Your task: Give all of the lines again exactly as they read.

Records to use:
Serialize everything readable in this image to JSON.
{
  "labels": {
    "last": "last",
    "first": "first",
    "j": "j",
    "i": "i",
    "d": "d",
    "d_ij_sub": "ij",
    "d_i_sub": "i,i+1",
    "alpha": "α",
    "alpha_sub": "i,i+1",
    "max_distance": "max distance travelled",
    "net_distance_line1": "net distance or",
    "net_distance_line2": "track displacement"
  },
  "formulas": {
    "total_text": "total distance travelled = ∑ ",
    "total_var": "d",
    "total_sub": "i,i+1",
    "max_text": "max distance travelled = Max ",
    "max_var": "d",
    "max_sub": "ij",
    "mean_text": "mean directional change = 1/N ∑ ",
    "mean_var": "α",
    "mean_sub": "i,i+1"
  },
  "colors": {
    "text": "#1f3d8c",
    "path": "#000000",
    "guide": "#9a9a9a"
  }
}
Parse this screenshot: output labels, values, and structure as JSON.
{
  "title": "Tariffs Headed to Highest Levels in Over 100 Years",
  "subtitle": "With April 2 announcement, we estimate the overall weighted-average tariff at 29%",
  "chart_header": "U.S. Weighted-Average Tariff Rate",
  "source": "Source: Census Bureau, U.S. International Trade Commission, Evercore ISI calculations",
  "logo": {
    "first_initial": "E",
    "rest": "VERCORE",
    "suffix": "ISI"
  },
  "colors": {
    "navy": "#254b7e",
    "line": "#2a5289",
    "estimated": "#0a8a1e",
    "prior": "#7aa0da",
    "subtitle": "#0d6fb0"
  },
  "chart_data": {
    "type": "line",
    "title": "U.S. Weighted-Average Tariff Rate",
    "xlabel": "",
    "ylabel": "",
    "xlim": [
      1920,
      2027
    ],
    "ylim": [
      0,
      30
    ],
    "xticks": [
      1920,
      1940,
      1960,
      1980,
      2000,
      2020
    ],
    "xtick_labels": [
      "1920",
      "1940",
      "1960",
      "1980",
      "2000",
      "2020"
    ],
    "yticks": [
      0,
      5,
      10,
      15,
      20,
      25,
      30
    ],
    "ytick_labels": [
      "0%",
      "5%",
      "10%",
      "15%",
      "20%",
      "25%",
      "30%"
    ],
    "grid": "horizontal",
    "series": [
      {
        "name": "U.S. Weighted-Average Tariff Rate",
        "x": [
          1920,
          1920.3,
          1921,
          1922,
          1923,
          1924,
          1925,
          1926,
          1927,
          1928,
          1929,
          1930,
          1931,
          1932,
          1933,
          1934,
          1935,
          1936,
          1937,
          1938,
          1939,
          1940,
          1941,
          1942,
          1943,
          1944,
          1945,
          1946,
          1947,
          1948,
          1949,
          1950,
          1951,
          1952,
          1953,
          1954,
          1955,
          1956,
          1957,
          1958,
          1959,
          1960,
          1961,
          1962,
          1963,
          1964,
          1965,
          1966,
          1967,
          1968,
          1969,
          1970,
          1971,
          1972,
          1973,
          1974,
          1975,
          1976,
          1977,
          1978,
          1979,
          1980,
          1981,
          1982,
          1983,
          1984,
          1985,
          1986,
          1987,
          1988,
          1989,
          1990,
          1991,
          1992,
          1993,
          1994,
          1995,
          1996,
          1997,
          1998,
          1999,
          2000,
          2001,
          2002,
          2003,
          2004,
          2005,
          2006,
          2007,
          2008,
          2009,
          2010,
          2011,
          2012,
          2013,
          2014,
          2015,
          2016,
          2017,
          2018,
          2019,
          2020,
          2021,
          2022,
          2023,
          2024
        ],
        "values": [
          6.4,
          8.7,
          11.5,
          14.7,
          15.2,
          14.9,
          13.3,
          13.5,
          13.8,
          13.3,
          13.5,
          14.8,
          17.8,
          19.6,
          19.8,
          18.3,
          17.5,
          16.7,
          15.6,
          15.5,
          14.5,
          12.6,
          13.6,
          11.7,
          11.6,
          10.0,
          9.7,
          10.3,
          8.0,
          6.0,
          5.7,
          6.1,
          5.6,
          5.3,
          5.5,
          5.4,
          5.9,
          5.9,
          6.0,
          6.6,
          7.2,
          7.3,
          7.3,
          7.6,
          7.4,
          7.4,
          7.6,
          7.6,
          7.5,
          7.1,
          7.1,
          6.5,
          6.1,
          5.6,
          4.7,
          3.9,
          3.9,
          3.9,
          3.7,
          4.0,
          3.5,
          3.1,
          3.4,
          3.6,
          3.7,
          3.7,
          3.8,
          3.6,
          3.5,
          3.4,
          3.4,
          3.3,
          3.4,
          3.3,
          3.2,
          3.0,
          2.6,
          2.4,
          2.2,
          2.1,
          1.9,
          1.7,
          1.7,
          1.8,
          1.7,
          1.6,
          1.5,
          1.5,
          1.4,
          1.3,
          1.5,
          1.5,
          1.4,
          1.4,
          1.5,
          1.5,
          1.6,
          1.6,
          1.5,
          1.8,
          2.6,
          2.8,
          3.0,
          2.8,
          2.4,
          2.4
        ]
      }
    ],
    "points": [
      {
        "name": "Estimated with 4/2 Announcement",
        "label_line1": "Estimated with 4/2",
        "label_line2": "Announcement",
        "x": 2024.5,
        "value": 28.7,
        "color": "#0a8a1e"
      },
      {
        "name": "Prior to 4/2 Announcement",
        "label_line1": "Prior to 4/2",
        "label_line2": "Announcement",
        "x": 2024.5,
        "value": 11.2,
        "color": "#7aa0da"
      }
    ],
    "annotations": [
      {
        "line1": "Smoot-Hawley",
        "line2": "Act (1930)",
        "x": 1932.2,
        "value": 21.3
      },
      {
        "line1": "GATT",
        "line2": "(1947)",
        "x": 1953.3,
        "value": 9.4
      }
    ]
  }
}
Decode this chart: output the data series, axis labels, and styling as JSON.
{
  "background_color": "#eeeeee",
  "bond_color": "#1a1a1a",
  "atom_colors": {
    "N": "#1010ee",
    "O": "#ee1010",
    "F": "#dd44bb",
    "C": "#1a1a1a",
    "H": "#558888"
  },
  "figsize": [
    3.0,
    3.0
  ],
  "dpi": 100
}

Exercise answer:
Serialize everything readable in this image to JSON.
{
  "labels": {
    "last": "last",
    "first": "first",
    "j": "j",
    "i": "i",
    "d": "d",
    "d_ij_sub": "ij",
    "d_i_sub": "i,i+1",
    "alpha": "α",
    "alpha_sub": "i,i+1",
    "max_distance": "max distance travelled",
    "net_distance_line1": "net distance or",
    "net_distance_line2": "track displacement"
  },
  "formulas": {
    "total_text": "total distance travelled = ∑ ",
    "total_var": "d",
    "total_sub": "i,i+1",
    "max_text": "max distance travelled = Max ",
    "max_var": "d",
    "max_sub": "ij",
    "mean_text": "mean directional change = 1/N ∑ ",
    "mean_var": "α",
    "mean_sub": "i,i+1"
  },
  "colors": {
    "text": "#1f3d8c",
    "path": "#000000",
    "guide": "#9a9a9a"
  }
}
Parse this screenshot: output labels, values, and structure as JSON.
{
  "title": "Tariffs Headed to Highest Levels in Over 100 Years",
  "subtitle": "With April 2 announcement, we estimate the overall weighted-average tariff at 29%",
  "chart_header": "U.S. Weighted-Average Tariff Rate",
  "source": "Source: Census Bureau, U.S. International Trade Commission, Evercore ISI calculations",
  "logo": {
    "first_initial": "E",
    "rest": "VERCORE",
    "suffix": "ISI"
  },
  "colors": {
    "navy": "#254b7e",
    "line": "#2a5289",
    "estimated": "#0a8a1e",
    "prior": "#7aa0da",
    "subtitle": "#0d6fb0"
  },
  "chart_data": {
    "type": "line",
    "title": "U.S. Weighted-Average Tariff Rate",
    "xlabel": "",
    "ylabel": "",
    "xlim": [
      1920,
      2027
    ],
    "ylim": [
      0,
      30
    ],
    "xticks": [
      1920,
      1940,
      1960,
      1980,
      2000,
      2020
    ],
    "xtick_labels": [
      "1920",
      "1940",
      "1960",
      "1980",
      "2000",
      "2020"
    ],
    "yticks": [
      0,
      5,
      10,
      15,
      20,
      25,
      30
    ],
    "ytick_labels": [
      "0%",
      "5%",
      "10%",
      "15%",
      "20%",
      "25%",
      "30%"
    ],
    "grid": "horizontal",
    "series": [
      {
        "name": "U.S. Weighted-Average Tariff Rate",
        "x": [
          1920,
          1920.3,
          1921,
          1922,
          1923,
          1924,
          1925,
          1926,
          1927,
          1928,
          1929,
          1930,
          1931,
          1932,
          1933,
          1934,
          1935,
          1936,
          1937,
          1938,
          1939,
          1940,
          1941,
          1942,
          1943,
          1944,
          1945,
          1946,
          1947,
          1948,
          1949,
          1950,
          1951,
          1952,
          1953,
          1954,
          1955,
          1956,
          1957,
          1958,
          1959,
          1960,
          1961,
          1962,
          1963,
          1964,
          1965,
          1966,
          1967,
          1968,
          1969,
          1970,
          1971,
          1972,
          1973,
          1974,
          1975,
          1976,
          1977,
          1978,
          1979,
          1980,
          1981,
          1982,
          1983,
          1984,
          1985,
          1986,
          1987,
          1988,
          1989,
          1990,
          1991,
          1992,
          1993,
          1994,
          1995,
          1996,
          1997,
          1998,
          1999,
          2000,
          2001,
          2002,
          2003,
          2004,
          2005,
          2006,
          2007,
          2008,
          2009,
          2010,
          2011,
          2012,
          2013,
          2014,
          2015,
          2016,
          2017,
          2018,
          2019,
          2020,
          2021,
          2022,
          2023,
          2024
        ],
        "values": [
          6.4,
          8.7,
          11.5,
          14.7,
          15.2,
          14.9,
          13.3,
          13.5,
          13.8,
          13.3,
          13.5,
          14.8,
          17.8,
          19.6,
          19.8,
          18.3,
          17.5,
          16.7,
          15.6,
          15.5,
          14.5,
          12.6,
          13.6,
          11.7,
          11.6,
          10.0,
          9.7,
          10.3,
          8.0,
          6.0,
          5.7,
          6.1,
          5.6,
          5.3,
          5.5,
          5.4,
          5.9,
          5.9,
          6.0,
          6.6,
          7.2,
          7.3,
          7.3,
          7.6,
          7.4,
          7.4,
          7.6,
          7.6,
          7.5,
          7.1,
          7.1,
          6.5,
          6.1,
          5.6,
          4.7,
          3.9,
          3.9,
          3.9,
          3.7,
          4.0,
          3.5,
          3.1,
          3.4,
          3.6,
          3.7,
          3.7,
          3.8,
          3.6,
          3.5,
          3.4,
          3.4,
          3.3,
          3.4,
          3.3,
          3.2,
          3.0,
          2.6,
          2.4,
          2.2,
          2.1,
          1.9,
          1.7,
          1.7,
          1.8,
          1.7,
          1.6,
          1.5,
          1.5,
          1.4,
          1.3,
          1.5,
          1.5,
          1.4,
          1.4,
          1.5,
          1.5,
          1.6,
          1.6,
          1.5,
          1.8,
          2.6,
          2.8,
          3.0,
          2.8,
          2.4,
          2.4
        ]
      }
    ],
    "points": [
      {
        "name": "Estimated with 4/2 Announcement",
        "label_line1": "Estimated with 4/2",
        "label_line2": "Announcement",
        "x": 2024.5,
        "value": 28.7,
        "color": "#0a8a1e"
      },
      {
        "name": "Prior to 4/2 Announcement",
        "label_line1": "Prior to 4/2",
        "label_line2": "Announcement",
        "x": 2024.5,
        "value": 11.2,
        "color": "#7aa0da"
      }
    ],
    "annotations": [
      {
        "line1": "Smoot-Hawley",
        "line2": "Act (1930)",
        "x": 1932.2,
        "value": 21.3
      },
      {
        "line1": "GATT",
        "line2": "(1947)",
        "x": 1953.3,
        "value": 9.4
      }
    ]
  }
}
Decode this chart: output the data series, axis labels, and styling as JSON.
{
  "background_color": "#eeeeee",
  "bond_color": "#1a1a1a",
  "atom_colors": {
    "N": "#1010ee",
    "O": "#ee1010",
    "F": "#dd44bb",
    "C": "#1a1a1a",
    "H": "#558888"
  },
  "figsize": [
    3.0,
    3.0
  ],
  "dpi": 100
}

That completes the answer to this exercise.